## THE RECORDS
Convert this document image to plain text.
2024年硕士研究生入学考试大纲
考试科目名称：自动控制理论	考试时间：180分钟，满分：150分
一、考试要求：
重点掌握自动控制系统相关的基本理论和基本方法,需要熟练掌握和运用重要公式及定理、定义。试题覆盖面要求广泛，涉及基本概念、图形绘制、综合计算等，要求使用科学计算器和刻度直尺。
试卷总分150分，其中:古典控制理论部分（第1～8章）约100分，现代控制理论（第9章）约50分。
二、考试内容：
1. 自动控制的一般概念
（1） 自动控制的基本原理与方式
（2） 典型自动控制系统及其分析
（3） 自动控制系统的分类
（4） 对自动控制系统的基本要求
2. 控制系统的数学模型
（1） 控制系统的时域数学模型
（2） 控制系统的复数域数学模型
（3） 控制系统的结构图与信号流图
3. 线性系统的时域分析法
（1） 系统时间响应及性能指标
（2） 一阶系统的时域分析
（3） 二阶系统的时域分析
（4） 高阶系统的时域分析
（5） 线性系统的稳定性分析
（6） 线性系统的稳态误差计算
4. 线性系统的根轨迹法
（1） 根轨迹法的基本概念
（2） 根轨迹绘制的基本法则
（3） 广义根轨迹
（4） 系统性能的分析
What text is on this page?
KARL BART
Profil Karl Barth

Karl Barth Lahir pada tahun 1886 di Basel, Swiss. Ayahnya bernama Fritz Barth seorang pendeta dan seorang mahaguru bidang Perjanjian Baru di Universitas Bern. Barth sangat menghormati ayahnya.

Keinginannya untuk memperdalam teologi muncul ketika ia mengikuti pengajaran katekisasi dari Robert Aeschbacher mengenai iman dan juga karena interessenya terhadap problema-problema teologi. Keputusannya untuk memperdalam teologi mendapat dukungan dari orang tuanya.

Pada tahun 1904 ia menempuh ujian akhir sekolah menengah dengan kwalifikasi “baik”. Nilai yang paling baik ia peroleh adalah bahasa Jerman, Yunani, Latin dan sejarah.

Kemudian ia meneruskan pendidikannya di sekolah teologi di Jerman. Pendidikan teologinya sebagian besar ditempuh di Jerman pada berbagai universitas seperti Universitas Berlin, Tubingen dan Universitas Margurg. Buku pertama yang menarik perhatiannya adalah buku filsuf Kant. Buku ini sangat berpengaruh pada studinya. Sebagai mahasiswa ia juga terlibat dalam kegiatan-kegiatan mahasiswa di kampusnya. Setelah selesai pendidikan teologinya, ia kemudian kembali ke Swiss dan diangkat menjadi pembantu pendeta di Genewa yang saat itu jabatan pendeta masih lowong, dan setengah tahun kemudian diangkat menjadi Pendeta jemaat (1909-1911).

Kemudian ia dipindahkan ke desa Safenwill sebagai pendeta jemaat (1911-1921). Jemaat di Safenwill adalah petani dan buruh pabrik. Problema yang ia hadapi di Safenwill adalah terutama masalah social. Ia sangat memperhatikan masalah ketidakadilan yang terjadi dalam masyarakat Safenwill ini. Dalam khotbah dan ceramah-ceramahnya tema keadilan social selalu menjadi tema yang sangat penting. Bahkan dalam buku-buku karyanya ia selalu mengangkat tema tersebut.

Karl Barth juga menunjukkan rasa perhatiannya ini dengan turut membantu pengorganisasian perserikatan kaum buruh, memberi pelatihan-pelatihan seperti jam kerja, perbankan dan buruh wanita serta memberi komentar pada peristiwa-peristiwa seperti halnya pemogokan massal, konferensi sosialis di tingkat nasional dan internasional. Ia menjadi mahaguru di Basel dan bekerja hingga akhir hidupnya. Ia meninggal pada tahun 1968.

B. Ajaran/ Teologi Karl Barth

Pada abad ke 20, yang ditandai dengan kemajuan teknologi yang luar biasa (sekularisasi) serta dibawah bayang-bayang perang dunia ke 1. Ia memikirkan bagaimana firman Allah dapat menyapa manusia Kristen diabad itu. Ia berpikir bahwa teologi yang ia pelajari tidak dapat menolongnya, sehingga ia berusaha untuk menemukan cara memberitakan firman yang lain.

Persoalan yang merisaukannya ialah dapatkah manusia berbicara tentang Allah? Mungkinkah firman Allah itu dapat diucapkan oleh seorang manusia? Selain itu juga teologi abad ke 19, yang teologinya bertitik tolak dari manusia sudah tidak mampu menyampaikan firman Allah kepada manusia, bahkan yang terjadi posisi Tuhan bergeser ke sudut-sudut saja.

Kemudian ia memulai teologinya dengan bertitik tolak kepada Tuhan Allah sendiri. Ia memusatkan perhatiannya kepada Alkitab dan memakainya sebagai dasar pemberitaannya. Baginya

## STATED TASK
Print the records above in full, exactly.

## TASK OUTPUT
Convert this document image to plain text.
2024年硕士研究生入学考试大纲
考试科目名称：自动控制理论	考试时间：180分钟，满分：150分
一、考试要求：
重点掌握自动控制系统相关的基本理论和基本方法,需要熟练掌握和运用重要公式及定理、定义。试题覆盖面要求广泛，涉及基本概念、图形绘制、综合计算等，要求使用科学计算器和刻度直尺。
试卷总分150分，其中:古典控制理论部分（第1～8章）约100分，现代控制理论（第9章）约50分。
二、考试内容：
1. 自动控制的一般概念
（1） 自动控制的基本原理与方式
（2） 典型自动控制系统及其分析
（3） 自动控制系统的分类
（4） 对自动控制系统的基本要求
2. 控制系统的数学模型
（1） 控制系统的时域数学模型
（2） 控制系统的复数域数学模型
（3） 控制系统的结构图与信号流图
3. 线性系统的时域分析法
（1） 系统时间响应及性能指标
（2） 一阶系统的时域分析
（3） 二阶系统的时域分析
（4） 高阶系统的时域分析
（5） 线性系统的稳定性分析
（6） 线性系统的稳态误差计算
4. 线性系统的根轨迹法
（1） 根轨迹法的基本概念
（2） 根轨迹绘制的基本法则
（3） 广义根轨迹
（4） 系统性能的分析
What text is on this page?
KARL BART
Profil Karl Barth

Karl Barth Lahir pada tahun 1886 di Basel, Swiss. Ayahnya bernama Fritz Barth seorang pendeta dan seorang mahaguru bidang Perjanjian Baru di Universitas Bern. Barth sangat menghormati ayahnya.

Keinginannya untuk memperdalam teologi muncul ketika ia mengikuti pengajaran katekisasi dari Robert Aeschbacher mengenai iman dan juga karena interessenya terhadap problema-problema teologi. Keputusannya untuk memperdalam teologi mendapat dukungan dari orang tuanya.

Pada tahun 1904 ia menempuh ujian akhir sekolah menengah dengan kwalifikasi “baik”. Nilai yang paling baik ia peroleh adalah bahasa Jerman, Yunani, Latin dan sejarah.

Kemudian ia meneruskan pendidikannya di sekolah teologi di Jerman. Pendidikan teologinya sebagian besar ditempuh di Jerman pada berbagai universitas seperti Universitas Berlin, Tubingen dan Universitas Margurg. Buku pertama yang menarik perhatiannya adalah buku filsuf Kant. Buku ini sangat berpengaruh pada studinya. Sebagai mahasiswa ia juga terlibat dalam kegiatan-kegiatan mahasiswa di kampusnya. Setelah selesai pendidikan teologinya, ia kemudian kembali ke Swiss dan diangkat menjadi pembantu pendeta di Genewa yang saat itu jabatan pendeta masih lowong, dan setengah tahun kemudian diangkat menjadi Pendeta jemaat (1909-1911).

Kemudian ia dipindahkan ke desa Safenwill sebagai pendeta jemaat (1911-1921). Jemaat di Safenwill adalah petani dan buruh pabrik. Problema yang ia hadapi di Safenwill adalah terutama masalah social. Ia sangat memperhatikan masalah ketidakadilan yang terjadi dalam masyarakat Safenwill ini. Dalam khotbah dan ceramah-ceramahnya tema keadilan social selalu menjadi tema yang sangat penting. Bahkan dalam buku-buku karyanya ia selalu mengangkat tema tersebut.

Karl Barth juga menunjukkan rasa perhatiannya ini dengan turut membantu pengorganisasian perserikatan kaum buruh, memberi pelatihan-pelatihan seperti jam kerja, perbankan dan buruh wanita serta memberi komentar pada peristiwa-peristiwa seperti halnya pemogokan massal, konferensi sosialis di tingkat nasional dan internasional. Ia menjadi mahaguru di Basel dan bekerja hingga akhir hidupnya. Ia meninggal pada tahun 1968.

B. Ajaran/ Teologi Karl Barth

Pada abad ke 20, yang ditandai dengan kemajuan teknologi yang luar biasa (sekularisasi) serta dibawah bayang-bayang perang dunia ke 1. Ia memikirkan bagaimana firman Allah dapat menyapa manusia Kristen diabad itu. Ia berpikir bahwa teologi yang ia pelajari tidak dapat menolongnya, sehingga ia berusaha untuk menemukan cara memberitakan firman yang lain.

Persoalan yang merisaukannya ialah dapatkah manusia berbicara tentang Allah? Mungkinkah firman Allah itu dapat diucapkan oleh seorang manusia? Selain itu juga teologi abad ke 19, yang teologinya bertitik tolak dari manusia sudah tidak mampu menyampaikan firman Allah kepada manusia, bahkan yang terjadi posisi Tuhan bergeser ke sudut-sudut saja.

Kemudian ia memulai teologinya dengan bertitik tolak kepada Tuhan Allah sendiri. Ia memusatkan perhatiannya kepada Alkitab dan memakainya sebagai dasar pemberitaannya. Baginya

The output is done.